(Items listed in a dataset)
====

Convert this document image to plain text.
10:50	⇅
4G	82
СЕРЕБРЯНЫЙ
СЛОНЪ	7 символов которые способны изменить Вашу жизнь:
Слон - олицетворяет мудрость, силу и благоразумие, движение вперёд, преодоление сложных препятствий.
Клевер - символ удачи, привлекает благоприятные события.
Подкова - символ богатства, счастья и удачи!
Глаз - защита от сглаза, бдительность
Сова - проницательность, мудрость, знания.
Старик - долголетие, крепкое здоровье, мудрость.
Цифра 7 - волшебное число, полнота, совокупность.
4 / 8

====

EXERCISE DIRECTIONS :: Repeat the material in full, exactly as it stands.

FINISHED ANSWER ::
Convert this document image to plain text.
10:50	⇅
4G	82
СЕРЕБРЯНЫЙ
СЛОНЪ	7 символов которые способны изменить Вашу жизнь:
Слон - олицетворяет мудрость, силу и благоразумие, движение вперёд, преодоление сложных препятствий.
Клевер - символ удачи, привлекает благоприятные события.
Подкова - символ богатства, счастья и удачи!
Глаз - защита от сглаза, бдительность
Сова - проницательность, мудрость, знания.
Старик - долголетие, крепкое здоровье, мудрость.
Цифра 7 - волшебное число, полнота, совокупность.
4 / 8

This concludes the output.